§ **Exercise brief**: Return the material below in full and exactly.

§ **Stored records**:
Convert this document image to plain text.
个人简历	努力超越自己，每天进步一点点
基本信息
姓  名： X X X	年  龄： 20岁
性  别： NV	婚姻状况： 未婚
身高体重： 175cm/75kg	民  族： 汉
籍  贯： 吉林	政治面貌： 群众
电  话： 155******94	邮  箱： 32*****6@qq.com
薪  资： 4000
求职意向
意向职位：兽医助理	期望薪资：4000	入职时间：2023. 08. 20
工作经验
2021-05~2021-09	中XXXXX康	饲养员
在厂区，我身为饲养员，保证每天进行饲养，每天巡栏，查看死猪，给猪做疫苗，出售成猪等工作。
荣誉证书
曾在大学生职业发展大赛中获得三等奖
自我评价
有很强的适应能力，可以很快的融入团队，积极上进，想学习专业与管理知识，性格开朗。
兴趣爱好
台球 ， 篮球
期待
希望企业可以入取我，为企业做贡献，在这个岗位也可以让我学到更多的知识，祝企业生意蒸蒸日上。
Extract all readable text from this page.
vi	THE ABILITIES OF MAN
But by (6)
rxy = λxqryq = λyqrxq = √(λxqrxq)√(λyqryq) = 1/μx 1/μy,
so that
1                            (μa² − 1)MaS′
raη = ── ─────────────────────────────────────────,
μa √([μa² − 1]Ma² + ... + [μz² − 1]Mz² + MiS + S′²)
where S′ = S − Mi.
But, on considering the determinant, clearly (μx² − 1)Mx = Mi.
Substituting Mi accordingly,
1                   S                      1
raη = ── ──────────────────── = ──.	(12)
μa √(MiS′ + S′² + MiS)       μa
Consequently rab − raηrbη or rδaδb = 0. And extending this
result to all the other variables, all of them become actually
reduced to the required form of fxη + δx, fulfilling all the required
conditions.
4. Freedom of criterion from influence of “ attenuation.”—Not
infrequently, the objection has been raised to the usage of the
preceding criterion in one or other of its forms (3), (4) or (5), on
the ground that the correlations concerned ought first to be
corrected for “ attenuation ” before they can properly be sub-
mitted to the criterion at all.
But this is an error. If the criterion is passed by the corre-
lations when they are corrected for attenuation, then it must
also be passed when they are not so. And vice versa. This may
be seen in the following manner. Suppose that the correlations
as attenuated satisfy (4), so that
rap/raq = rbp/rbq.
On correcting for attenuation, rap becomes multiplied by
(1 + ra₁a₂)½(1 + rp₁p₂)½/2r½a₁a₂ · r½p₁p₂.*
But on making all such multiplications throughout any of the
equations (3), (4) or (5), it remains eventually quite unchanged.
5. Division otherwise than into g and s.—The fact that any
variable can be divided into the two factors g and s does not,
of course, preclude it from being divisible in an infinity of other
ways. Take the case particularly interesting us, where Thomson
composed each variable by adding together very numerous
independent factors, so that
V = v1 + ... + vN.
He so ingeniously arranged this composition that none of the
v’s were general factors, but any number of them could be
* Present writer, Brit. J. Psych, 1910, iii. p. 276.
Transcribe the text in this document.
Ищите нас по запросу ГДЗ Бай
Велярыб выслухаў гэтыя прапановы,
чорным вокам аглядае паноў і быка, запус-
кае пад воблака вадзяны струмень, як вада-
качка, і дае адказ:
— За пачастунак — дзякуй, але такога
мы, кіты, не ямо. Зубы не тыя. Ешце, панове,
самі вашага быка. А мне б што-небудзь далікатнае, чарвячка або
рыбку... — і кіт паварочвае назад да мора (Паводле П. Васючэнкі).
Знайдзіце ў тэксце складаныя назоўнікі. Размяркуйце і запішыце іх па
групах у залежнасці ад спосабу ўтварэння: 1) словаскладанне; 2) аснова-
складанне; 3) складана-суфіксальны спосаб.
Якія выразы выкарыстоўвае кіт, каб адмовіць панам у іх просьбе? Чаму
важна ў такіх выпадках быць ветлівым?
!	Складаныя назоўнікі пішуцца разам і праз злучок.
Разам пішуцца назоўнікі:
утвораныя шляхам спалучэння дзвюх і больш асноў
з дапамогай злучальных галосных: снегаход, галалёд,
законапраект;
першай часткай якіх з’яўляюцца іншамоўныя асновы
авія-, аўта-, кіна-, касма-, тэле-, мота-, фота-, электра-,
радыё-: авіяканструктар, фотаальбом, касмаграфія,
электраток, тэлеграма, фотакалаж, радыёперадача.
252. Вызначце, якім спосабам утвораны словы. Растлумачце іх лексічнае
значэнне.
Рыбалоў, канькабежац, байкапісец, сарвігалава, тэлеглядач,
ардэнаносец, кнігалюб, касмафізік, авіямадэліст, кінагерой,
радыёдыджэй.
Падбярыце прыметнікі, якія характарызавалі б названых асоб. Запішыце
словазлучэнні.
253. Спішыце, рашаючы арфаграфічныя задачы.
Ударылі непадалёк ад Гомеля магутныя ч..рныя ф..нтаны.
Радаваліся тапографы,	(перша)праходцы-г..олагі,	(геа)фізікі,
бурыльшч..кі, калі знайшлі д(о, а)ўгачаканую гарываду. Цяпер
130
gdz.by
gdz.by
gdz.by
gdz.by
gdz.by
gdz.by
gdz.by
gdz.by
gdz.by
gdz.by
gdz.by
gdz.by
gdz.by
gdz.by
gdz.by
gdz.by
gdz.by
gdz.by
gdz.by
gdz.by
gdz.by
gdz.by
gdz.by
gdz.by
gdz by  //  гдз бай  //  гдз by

§ **Final result**:
Convert this document image to plain text.
个人简历	努力超越自己，每天进步一点点
基本信息
姓  名： X X X	年  龄： 20岁
性  别： NV	婚姻状况： 未婚
身高体重： 175cm/75kg	民  族： 汉
籍  贯： 吉林	政治面貌： 群众
电  话： 155******94	邮  箱： 32*****6@qq.com
薪  资： 4000
求职意向
意向职位：兽医助理	期望薪资：4000	入职时间：2023. 08. 20
工作经验
2021-05~2021-09	中XXXXX康	饲养员
在厂区，我身为饲养员，保证每天进行饲养，每天巡栏，查看死猪，给猪做疫苗，出售成猪等工作。
荣誉证书
曾在大学生职业发展大赛中获得三等奖
自我评价
有很强的适应能力，可以很快的融入团队，积极上进，想学习专业与管理知识，性格开朗。
兴趣爱好
台球 ， 篮球
期待
希望企业可以入取我，为企业做贡献，在这个岗位也可以让我学到更多的知识，祝企业生意蒸蒸日上。
Extract all readable text from this page.
vi	THE ABILITIES OF MAN
But by (6)
rxy = λxqryq = λyqrxq = √(λxqrxq)√(λyqryq) = 1/μx 1/μy,
so that
1                            (μa² − 1)MaS′
raη = ── ─────────────────────────────────────────,
μa √([μa² − 1]Ma² + ... + [μz² − 1]Mz² + MiS + S′²)
where S′ = S − Mi.
But, on considering the determinant, clearly (μx² − 1)Mx = Mi.
Substituting Mi accordingly,
1                   S                      1
raη = ── ──────────────────── = ──.	(12)
μa √(MiS′ + S′² + MiS)       μa
Consequently rab − raηrbη or rδaδb = 0. And extending this
result to all the other variables, all of them become actually
reduced to the required form of fxη + δx, fulfilling all the required
conditions.
4. Freedom of criterion from influence of “ attenuation.”—Not
infrequently, the objection has been raised to the usage of the
preceding criterion in one or other of its forms (3), (4) or (5), on
the ground that the correlations concerned ought first to be
corrected for “ attenuation ” before they can properly be sub-
mitted to the criterion at all.
But this is an error. If the criterion is passed by the corre-
lations when they are corrected for attenuation, then it must
also be passed when they are not so. And vice versa. This may
be seen in the following manner. Suppose that the correlations
as attenuated satisfy (4), so that
rap/raq = rbp/rbq.
On correcting for attenuation, rap becomes multiplied by
(1 + ra₁a₂)½(1 + rp₁p₂)½/2r½a₁a₂ · r½p₁p₂.*
But on making all such multiplications throughout any of the
equations (3), (4) or (5), it remains eventually quite unchanged.
5. Division otherwise than into g and s.—The fact that any
variable can be divided into the two factors g and s does not,
of course, preclude it from being divisible in an infinity of other
ways. Take the case particularly interesting us, where Thomson
composed each variable by adding together very numerous
independent factors, so that
V = v1 + ... + vN.
He so ingeniously arranged this composition that none of the
v’s were general factors, but any number of them could be
* Present writer, Brit. J. Psych, 1910, iii. p. 276.
Transcribe the text in this document.
Ищите нас по запросу ГДЗ Бай
Велярыб выслухаў гэтыя прапановы,
чорным вокам аглядае паноў і быка, запус-
кае пад воблака вадзяны струмень, як вада-
качка, і дае адказ:
— За пачастунак — дзякуй, але такога
мы, кіты, не ямо. Зубы не тыя. Ешце, панове,
самі вашага быка. А мне б што-небудзь далікатнае, чарвячка або
рыбку... — і кіт паварочвае назад да мора (Паводле П. Васючэнкі).
Знайдзіце ў тэксце складаныя назоўнікі. Размяркуйце і запішыце іх па
групах у залежнасці ад спосабу ўтварэння: 1) словаскладанне; 2) аснова-
складанне; 3) складана-суфіксальны спосаб.
Якія выразы выкарыстоўвае кіт, каб адмовіць панам у іх просьбе? Чаму
важна ў такіх выпадках быць ветлівым?
!	Складаныя назоўнікі пішуцца разам і праз злучок.
Разам пішуцца назоўнікі:
утвораныя шляхам спалучэння дзвюх і больш асноў
з дапамогай злучальных галосных: снегаход, галалёд,
законапраект;
першай часткай якіх з’яўляюцца іншамоўныя асновы
авія-, аўта-, кіна-, касма-, тэле-, мота-, фота-, электра-,
радыё-: авіяканструктар, фотаальбом, касмаграфія,
электраток, тэлеграма, фотакалаж, радыёперадача.
252. Вызначце, якім спосабам утвораны словы. Растлумачце іх лексічнае
значэнне.
Рыбалоў, канькабежац, байкапісец, сарвігалава, тэлеглядач,
ардэнаносец, кнігалюб, касмафізік, авіямадэліст, кінагерой,
радыёдыджэй.
Падбярыце прыметнікі, якія характарызавалі б названых асоб. Запішыце
словазлучэнні.
253. Спішыце, рашаючы арфаграфічныя задачы.
Ударылі непадалёк ад Гомеля магутныя ч..рныя ф..нтаны.
Радаваліся тапографы,	(перша)праходцы-г..олагі,	(геа)фізікі,
бурыльшч..кі, калі знайшлі д(о, а)ўгачаканую гарываду. Цяпер
130
gdz.by
gdz.by
gdz.by
gdz.by
gdz.by
gdz.by
gdz.by
gdz.by
gdz.by
gdz.by
gdz.by
gdz.by
gdz.by
gdz.by
gdz.by
gdz.by
gdz.by
gdz.by
gdz.by
gdz.by
gdz.by
gdz.by
gdz.by
gdz.by
gdz by  //  гдз бай  //  гдз by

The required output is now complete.